Extracted data entries:
::::::::

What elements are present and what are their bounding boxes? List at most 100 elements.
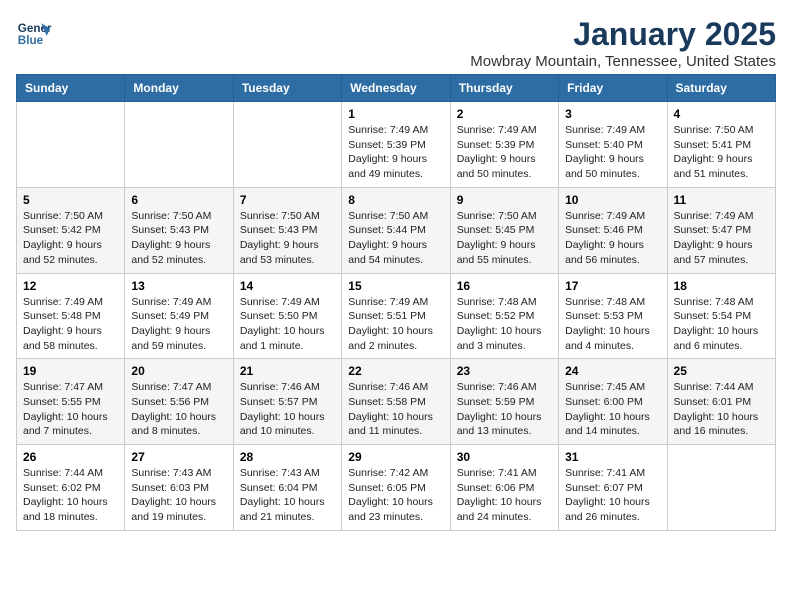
day-number: 5 xyxy=(23,193,118,207)
day-info: Sunrise: 7:49 AM Sunset: 5:50 PM Dayligh… xyxy=(240,295,335,354)
calendar-cell: 11 Sunrise: 7:49 AM Sunset: 5:47 PM Dayli… xyxy=(667,187,775,273)
day-number: 4 xyxy=(674,107,769,121)
day-number: 7 xyxy=(240,193,335,207)
calendar-week-row: 5Sunrise: 7:50 AM Sunset: 5:42 PM Daylig… xyxy=(17,187,776,273)
day-number: 18 xyxy=(674,279,769,293)
day-info: Sunrise: 7:49 AM Sunset: 5:51 PM Dayligh… xyxy=(348,295,443,354)
calendar-cell: 2Sunrise: 7:49 AM Sunset: 5:39 PM Daylig… xyxy=(450,102,558,188)
day-info: Sunrise: 7:47 AM Sunset: 5:56 PM Dayligh… xyxy=(131,380,226,439)
day-info: Sunrise: 7:43 AM Sunset: 6:04 PM Dayligh… xyxy=(240,466,335,525)
calendar-cell xyxy=(17,102,125,188)
day-info: Sunrise: 7:49 AM Sunset: 5:46 PM Dayligh… xyxy=(565,209,660,268)
day-number: 14 xyxy=(240,279,335,293)
day-info: Sunrise: 7:50 AM Sunset: 5:44 PM Dayligh… xyxy=(348,209,443,268)
day-info: Sunrise: 7:41 AM Sunset: 6:06 PM Dayligh… xyxy=(457,466,552,525)
calendar-week-row: 12Sunrise: 7:49 AM Sunset: 5:48 PM Dayli… xyxy=(17,273,776,359)
weekday-header-sunday: Sunday xyxy=(17,75,125,102)
day-info: Sunrise: 7:43 AM Sunset: 6:03 PM Dayligh… xyxy=(131,466,226,525)
day-number: 11 xyxy=(674,193,769,207)
calendar-table: SundayMondayTuesdayWednesdayThursdayFrid… xyxy=(16,74,776,531)
calendar-cell: 4 Sunrise: 7:50 AM Sunset: 5:41 PM Daylig… xyxy=(667,102,775,188)
calendar-cell: 7 Sunrise: 7:50 AM Sunset: 5:43 PM Daylig… xyxy=(233,187,341,273)
day-number: 31 xyxy=(565,450,660,464)
day-number: 30 xyxy=(457,450,552,464)
day-number: 22 xyxy=(348,364,443,378)
calendar-cell: 20 Sunrise: 7:47 AM Sunset: 5:56 PM Dayli… xyxy=(125,359,233,445)
calendar-cell: 13 Sunrise: 7:49 AM Sunset: 5:49 PM Dayli… xyxy=(125,273,233,359)
day-number: 6 xyxy=(131,193,226,207)
weekday-header-wednesday: Wednesday xyxy=(342,75,450,102)
calendar-cell: 21 Sunrise: 7:46 AM Sunset: 5:57 PM Dayli… xyxy=(233,359,341,445)
calendar-cell: 27 Sunrise: 7:43 AM Sunset: 6:03 PM Dayli… xyxy=(125,445,233,531)
day-info: Sunrise: 7:49 AM Sunset: 5:39 PM Dayligh… xyxy=(348,123,443,182)
weekday-header-friday: Friday xyxy=(559,75,667,102)
calendar-cell: 26 Sunrise: 7:44 AM Sunset: 6:02 PM Dayli… xyxy=(17,445,125,531)
logo-icon: General Blue xyxy=(16,16,52,52)
logo: General Blue xyxy=(16,16,52,52)
header: General Blue January 2025 Mowbray Mounta… xyxy=(16,16,776,70)
calendar-cell xyxy=(233,102,341,188)
calendar-cell: 5Sunrise: 7:50 AM Sunset: 5:42 PM Daylig… xyxy=(17,187,125,273)
weekday-header-row: SundayMondayTuesdayWednesdayThursdayFrid… xyxy=(17,75,776,102)
day-number: 25 xyxy=(674,364,769,378)
calendar-cell: 1Sunrise: 7:49 AM Sunset: 5:39 PM Daylig… xyxy=(342,102,450,188)
calendar-cell: 10 Sunrise: 7:49 AM Sunset: 5:46 PM Dayli… xyxy=(559,187,667,273)
day-info: Sunrise: 7:48 AM Sunset: 5:52 PM Dayligh… xyxy=(457,295,552,354)
day-number: 9 xyxy=(457,193,552,207)
calendar-cell: 17 Sunrise: 7:48 AM Sunset: 5:53 PM Dayli… xyxy=(559,273,667,359)
day-info: Sunrise: 7:49 AM Sunset: 5:49 PM Dayligh… xyxy=(131,295,226,354)
day-number: 17 xyxy=(565,279,660,293)
calendar-cell: 22 Sunrise: 7:46 AM Sunset: 5:58 PM Dayli… xyxy=(342,359,450,445)
day-number: 15 xyxy=(348,279,443,293)
calendar-cell: 25 Sunrise: 7:44 AM Sunset: 6:01 PM Dayli… xyxy=(667,359,775,445)
day-number: 26 xyxy=(23,450,118,464)
calendar-cell: 14 Sunrise: 7:49 AM Sunset: 5:50 PM Dayli… xyxy=(233,273,341,359)
day-number: 21 xyxy=(240,364,335,378)
calendar-cell: 16Sunrise: 7:48 AM Sunset: 5:52 PM Dayli… xyxy=(450,273,558,359)
weekday-header-saturday: Saturday xyxy=(667,75,775,102)
day-info: Sunrise: 7:44 AM Sunset: 6:02 PM Dayligh… xyxy=(23,466,118,525)
day-info: Sunrise: 7:49 AM Sunset: 5:47 PM Dayligh… xyxy=(674,209,769,268)
calendar-cell: 8Sunrise: 7:50 AM Sunset: 5:44 PM Daylig… xyxy=(342,187,450,273)
calendar-cell: 24 Sunrise: 7:45 AM Sunset: 6:00 PM Dayli… xyxy=(559,359,667,445)
calendar-cell xyxy=(125,102,233,188)
day-number: 13 xyxy=(131,279,226,293)
day-number: 24 xyxy=(565,364,660,378)
day-info: Sunrise: 7:45 AM Sunset: 6:00 PM Dayligh… xyxy=(565,380,660,439)
calendar-week-row: 1Sunrise: 7:49 AM Sunset: 5:39 PM Daylig… xyxy=(17,102,776,188)
day-number: 23 xyxy=(457,364,552,378)
day-number: 27 xyxy=(131,450,226,464)
weekday-header-thursday: Thursday xyxy=(450,75,558,102)
day-info: Sunrise: 7:50 AM Sunset: 5:43 PM Dayligh… xyxy=(240,209,335,268)
calendar-cell: 12Sunrise: 7:49 AM Sunset: 5:48 PM Dayli… xyxy=(17,273,125,359)
weekday-header-tuesday: Tuesday xyxy=(233,75,341,102)
calendar-week-row: 26 Sunrise: 7:44 AM Sunset: 6:02 PM Dayli… xyxy=(17,445,776,531)
calendar-cell: 28Sunrise: 7:43 AM Sunset: 6:04 PM Dayli… xyxy=(233,445,341,531)
calendar-cell: 31 Sunrise: 7:41 AM Sunset: 6:07 PM Dayli… xyxy=(559,445,667,531)
svg-text:Blue: Blue xyxy=(18,34,44,47)
day-info: Sunrise: 7:49 AM Sunset: 5:48 PM Dayligh… xyxy=(23,295,118,354)
day-info: Sunrise: 7:48 AM Sunset: 5:53 PM Dayligh… xyxy=(565,295,660,354)
day-info: Sunrise: 7:44 AM Sunset: 6:01 PM Dayligh… xyxy=(674,380,769,439)
day-number: 3 xyxy=(565,107,660,121)
day-number: 29 xyxy=(348,450,443,464)
weekday-header-monday: Monday xyxy=(125,75,233,102)
calendar-cell: 9Sunrise: 7:50 AM Sunset: 5:45 PM Daylig… xyxy=(450,187,558,273)
calendar-cell: 15 Sunrise: 7:49 AM Sunset: 5:51 PM Dayli… xyxy=(342,273,450,359)
day-number: 10 xyxy=(565,193,660,207)
day-info: Sunrise: 7:49 AM Sunset: 5:40 PM Dayligh… xyxy=(565,123,660,182)
calendar-cell: 30 Sunrise: 7:41 AM Sunset: 6:06 PM Dayli… xyxy=(450,445,558,531)
calendar-cell: 29Sunrise: 7:42 AM Sunset: 6:05 PM Dayli… xyxy=(342,445,450,531)
calendar-cell: 18Sunrise: 7:48 AM Sunset: 5:54 PM Dayli… xyxy=(667,273,775,359)
calendar-cell: 19Sunrise: 7:47 AM Sunset: 5:55 PM Dayli… xyxy=(17,359,125,445)
calendar-cell xyxy=(667,445,775,531)
day-info: Sunrise: 7:41 AM Sunset: 6:07 PM Dayligh… xyxy=(565,466,660,525)
day-info: Sunrise: 7:46 AM Sunset: 5:57 PM Dayligh… xyxy=(240,380,335,439)
day-info: Sunrise: 7:46 AM Sunset: 5:58 PM Dayligh… xyxy=(348,380,443,439)
calendar-cell: 3 Sunrise: 7:49 AM Sunset: 5:40 PM Daylig… xyxy=(559,102,667,188)
month-title: January 2025 xyxy=(470,16,776,53)
day-number: 20 xyxy=(131,364,226,378)
day-info: Sunrise: 7:49 AM Sunset: 5:39 PM Dayligh… xyxy=(457,123,552,182)
calendar-cell: 6Sunrise: 7:50 AM Sunset: 5:43 PM Daylig… xyxy=(125,187,233,273)
day-info: Sunrise: 7:50 AM Sunset: 5:41 PM Dayligh… xyxy=(674,123,769,182)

::::::::

▶ [WHAT THE TASK REQUIRES]
Copy out the stretch of the listing above from the line containing "day-number: 5 xyxy=(23,193,118,207)" through the line containing "logo: General Blue xyxy=(16,16,52,52)", changing nothing.

▶ [TASK RESPONSE]
day-number: 5 xyxy=(23,193,118,207)
day-info: Sunrise: 7:49 AM Sunset: 5:50 PM Dayligh… xyxy=(240,295,335,354)
calendar-cell: 11 Sunrise: 7:49 AM Sunset: 5:47 PM Dayli… xyxy=(667,187,775,273)
day-number: 4 xyxy=(674,107,769,121)
day-number: 7 xyxy=(240,193,335,207)
calendar-week-row: 5Sunrise: 7:50 AM Sunset: 5:42 PM Daylig… xyxy=(17,187,776,273)
day-number: 18 xyxy=(674,279,769,293)
day-info: Sunrise: 7:49 AM Sunset: 5:51 PM Dayligh… xyxy=(348,295,443,354)
calendar-cell: 2Sunrise: 7:49 AM Sunset: 5:39 PM Daylig… xyxy=(450,102,558,188)
day-info: Sunrise: 7:47 AM Sunset: 5:56 PM Dayligh… xyxy=(131,380,226,439)
day-info: Sunrise: 7:43 AM Sunset: 6:04 PM Dayligh… xyxy=(240,466,335,525)
calendar-cell xyxy=(17,102,125,188)
day-info: Sunrise: 7:49 AM Sunset: 5:46 PM Dayligh… xyxy=(565,209,660,268)
day-number: 14 xyxy=(240,279,335,293)
day-info: Sunrise: 7:50 AM Sunset: 5:44 PM Dayligh… xyxy=(348,209,443,268)
day-info: Sunrise: 7:41 AM Sunset: 6:06 PM Dayligh… xyxy=(457,466,552,525)
calendar-week-row: 12Sunrise: 7:49 AM Sunset: 5:48 PM Dayli… xyxy=(17,273,776,359)
weekday-header-sunday: Sunday xyxy=(17,75,125,102)
day-info: Sunrise: 7:43 AM Sunset: 6:03 PM Dayligh… xyxy=(131,466,226,525)
day-number: 11 xyxy=(674,193,769,207)
calendar-table: SundayMondayTuesdayWednesdayThursdayFrid… xyxy=(16,74,776,531)
calendar-cell: 4 Sunrise: 7:50 AM Sunset: 5:41 PM Daylig… xyxy=(667,102,775,188)
calendar-cell: 7 Sunrise: 7:50 AM Sunset: 5:43 PM Daylig… xyxy=(233,187,341,273)
day-number: 31 xyxy=(565,450,660,464)
day-number: 30 xyxy=(457,450,552,464)
day-number: 22 xyxy=(348,364,443,378)
calendar-cell: 20 Sunrise: 7:47 AM Sunset: 5:56 PM Dayli… xyxy=(125,359,233,445)
calendar-cell: 13 Sunrise: 7:49 AM Sunset: 5:49 PM Dayli… xyxy=(125,273,233,359)
day-number: 6 xyxy=(131,193,226,207)
weekday-header-wednesday: Wednesday xyxy=(342,75,450,102)
calendar-cell: 21 Sunrise: 7:46 AM Sunset: 5:57 PM Dayli… xyxy=(233,359,341,445)
calendar-cell: 27 Sunrise: 7:43 AM Sunset: 6:03 PM Dayli… xyxy=(125,445,233,531)
day-info: Sunrise: 7:49 AM Sunset: 5:39 PM Dayligh… xyxy=(348,123,443,182)
weekday-header-friday: Friday xyxy=(559,75,667,102)
calendar-cell: 26 Sunrise: 7:44 AM Sunset: 6:02 PM Dayli… xyxy=(17,445,125,531)
logo-icon: General Blue xyxy=(16,16,52,52)
logo: General Blue xyxy=(16,16,52,52)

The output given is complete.